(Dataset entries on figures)
** START **

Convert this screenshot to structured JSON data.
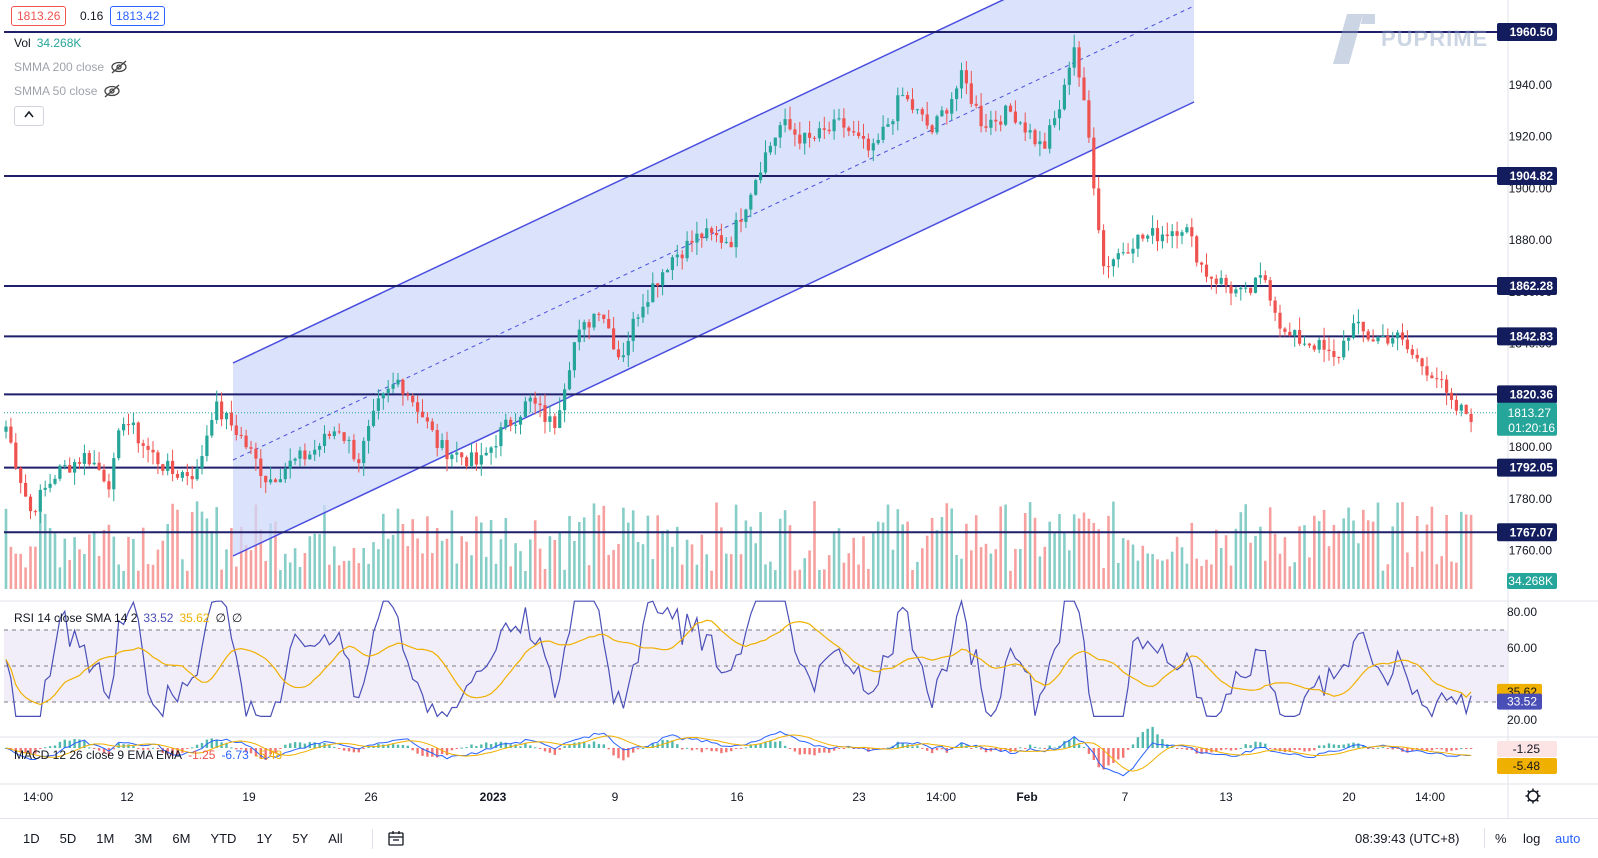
{
  "header": {
    "bid": "1813.26",
    "spread": "0.16",
    "ask": "1813.42",
    "vol_label": "Vol",
    "vol_value": "34.268K",
    "smma200": "SMMA 200 close",
    "smma50": "SMMA 50 close",
    "collapse_icon": "chevron-up-icon"
  },
  "watermark": {
    "text": "PUPRIME",
    "icon": "puprime-logo-icon"
  },
  "price_axis": {
    "ticks": [
      "1940.00",
      "1920.00",
      "1900.00",
      "1880.00",
      "1860.00",
      "1840.00",
      "1800.00",
      "1780.00",
      "1760.00"
    ],
    "current_price": "1813.27",
    "countdown": "01:20:16",
    "volume_label": "34.268K"
  },
  "levels": [
    {
      "label": "1960.50",
      "value": 1960.5
    },
    {
      "label": "1904.82",
      "value": 1904.82
    },
    {
      "label": "1862.28",
      "value": 1862.28
    },
    {
      "label": "1842.83",
      "value": 1842.83
    },
    {
      "label": "1820.36",
      "value": 1820.36
    },
    {
      "label": "1792.05",
      "value": 1792.05
    },
    {
      "label": "1767.07",
      "value": 1767.07
    }
  ],
  "rsi": {
    "label": "RSI 14 close SMA 14 2",
    "rsi_value": "33.52",
    "sma_value": "35.62",
    "extra1": "∅",
    "extra2": "∅",
    "ticks": [
      "80.00",
      "60.00",
      "20.00"
    ],
    "upper_band": 70,
    "lower_band": 30
  },
  "macd": {
    "label": "MACD 12 26 close 9 EMA EMA",
    "hist_value": "-1.25",
    "macd_value": "-6.73",
    "signal_value": "-5.48",
    "axis_hist": "-1.25",
    "axis_signal": "-5.48"
  },
  "time_axis": [
    "14:00",
    "12",
    "19",
    "26",
    "2023",
    "9",
    "16",
    "23",
    "14:00",
    "Feb",
    "7",
    "13",
    "20",
    "14:00"
  ],
  "bottom_bar": {
    "timeframes": [
      "1D",
      "5D",
      "1M",
      "3M",
      "6M",
      "YTD",
      "1Y",
      "5Y",
      "All"
    ],
    "compare_icon": "calendar-range-icon",
    "clock": "08:39:43 (UTC+8)",
    "percent": "%",
    "log": "log",
    "auto": "auto"
  },
  "colors": {
    "up": "#26a69a",
    "down": "#ef5350",
    "level": "#1f1f6b",
    "channel_fill": "#cdd8fb",
    "channel_line": "#4a4ee0",
    "rsi_line": "#4a4fb8",
    "rsi_sma": "#f0b000",
    "label_bg": "#131c5c"
  },
  "chart_data": {
    "type": "candlestick",
    "symbol_price_range": [
      1750,
      1970
    ],
    "price_key_points": [
      [
        0,
        1808
      ],
      [
        12,
        1775
      ],
      [
        25,
        1790
      ],
      [
        40,
        1797
      ],
      [
        52,
        1786
      ],
      [
        58,
        1812
      ],
      [
        70,
        1799
      ],
      [
        82,
        1790
      ],
      [
        95,
        1790
      ],
      [
        103,
        1816
      ],
      [
        115,
        1806
      ],
      [
        130,
        1787
      ],
      [
        140,
        1793
      ],
      [
        152,
        1798
      ],
      [
        165,
        1808
      ],
      [
        175,
        1795
      ],
      [
        185,
        1816
      ],
      [
        195,
        1826
      ],
      [
        205,
        1815
      ],
      [
        215,
        1800
      ],
      [
        225,
        1797
      ],
      [
        235,
        1793
      ],
      [
        245,
        1805
      ],
      [
        260,
        1818
      ],
      [
        272,
        1808
      ],
      [
        282,
        1840
      ],
      [
        295,
        1855
      ],
      [
        305,
        1834
      ],
      [
        315,
        1855
      ],
      [
        330,
        1873
      ],
      [
        345,
        1882
      ],
      [
        360,
        1880
      ],
      [
        375,
        1910
      ],
      [
        385,
        1925
      ],
      [
        398,
        1918
      ],
      [
        415,
        1925
      ],
      [
        430,
        1913
      ],
      [
        445,
        1936
      ],
      [
        460,
        1922
      ],
      [
        475,
        1943
      ],
      [
        485,
        1925
      ],
      [
        500,
        1930
      ],
      [
        515,
        1915
      ],
      [
        525,
        1935
      ],
      [
        530,
        1958
      ],
      [
        538,
        1918
      ],
      [
        545,
        1870
      ],
      [
        560,
        1880
      ],
      [
        575,
        1883
      ],
      [
        585,
        1886
      ],
      [
        595,
        1868
      ],
      [
        605,
        1863
      ],
      [
        615,
        1858
      ],
      [
        625,
        1866
      ],
      [
        635,
        1843
      ],
      [
        650,
        1840
      ],
      [
        660,
        1833
      ],
      [
        668,
        1847
      ],
      [
        678,
        1842
      ],
      [
        690,
        1843
      ],
      [
        700,
        1834
      ],
      [
        710,
        1828
      ],
      [
        718,
        1815
      ],
      [
        730,
        1812
      ]
    ],
    "rsi_range": [
      20,
      88
    ],
    "rsi_last": 33.52,
    "rsi_sma_last": 35.62,
    "macd_last": -6.73,
    "signal_last": -5.48,
    "histogram_last": -1.25
  }
}
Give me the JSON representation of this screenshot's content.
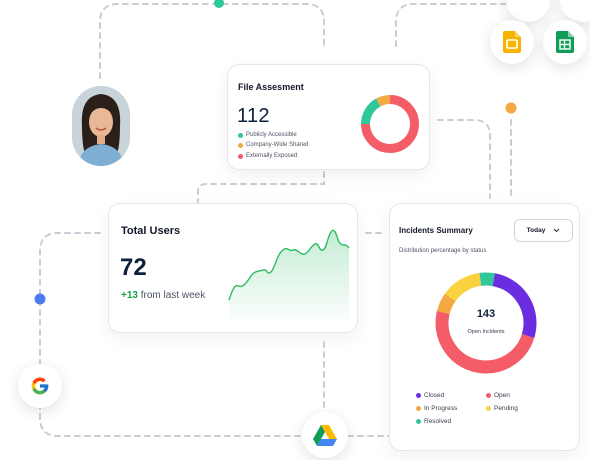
{
  "file_assessment": {
    "title": "File Assesment",
    "count": "112",
    "legend": [
      {
        "label": "Publicly Accessible",
        "color": "#2ec89a",
        "value": 0.17
      },
      {
        "label": "Company-Wide Shared",
        "color": "#f5a742",
        "value": 0.08
      },
      {
        "label": "Externally Exposed",
        "color": "#f45d68",
        "value": 0.75
      }
    ]
  },
  "total_users": {
    "title": "Total Users",
    "count": "72",
    "delta": "+13",
    "delta_suffix": " from last week",
    "trend_color": "#2ebc62"
  },
  "incidents": {
    "title": "Incidents Summary",
    "subtitle": "Distribution percentage by status",
    "period_label": "Today",
    "total": "143",
    "total_label": "Open Incidents",
    "segments": [
      {
        "label": "Closed",
        "color": "#6a2de0",
        "value": 0.27
      },
      {
        "label": "Open",
        "color": "#f45d68",
        "value": 0.49
      },
      {
        "label": "In Progress",
        "color": "#f5a742",
        "value": 0.06
      },
      {
        "label": "Pending",
        "color": "#f8d23f",
        "value": 0.13
      },
      {
        "label": "Resolved",
        "color": "#2ec89a",
        "value": 0.05
      }
    ]
  },
  "integrations": [
    "google-icon",
    "google-drive-icon",
    "google-slides-icon",
    "google-sheets-icon"
  ],
  "accent_colors": {
    "green_dot": "#2ec89a",
    "orange_dot": "#f5a742",
    "blue_dot": "#4a7cf0"
  }
}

** END **

Written problem:
Reproduce each line of the material containing the word "this".

Problem solution:
Convert this screenshot to structured JSON data.
Give me the JSON representation of this screenshot's content.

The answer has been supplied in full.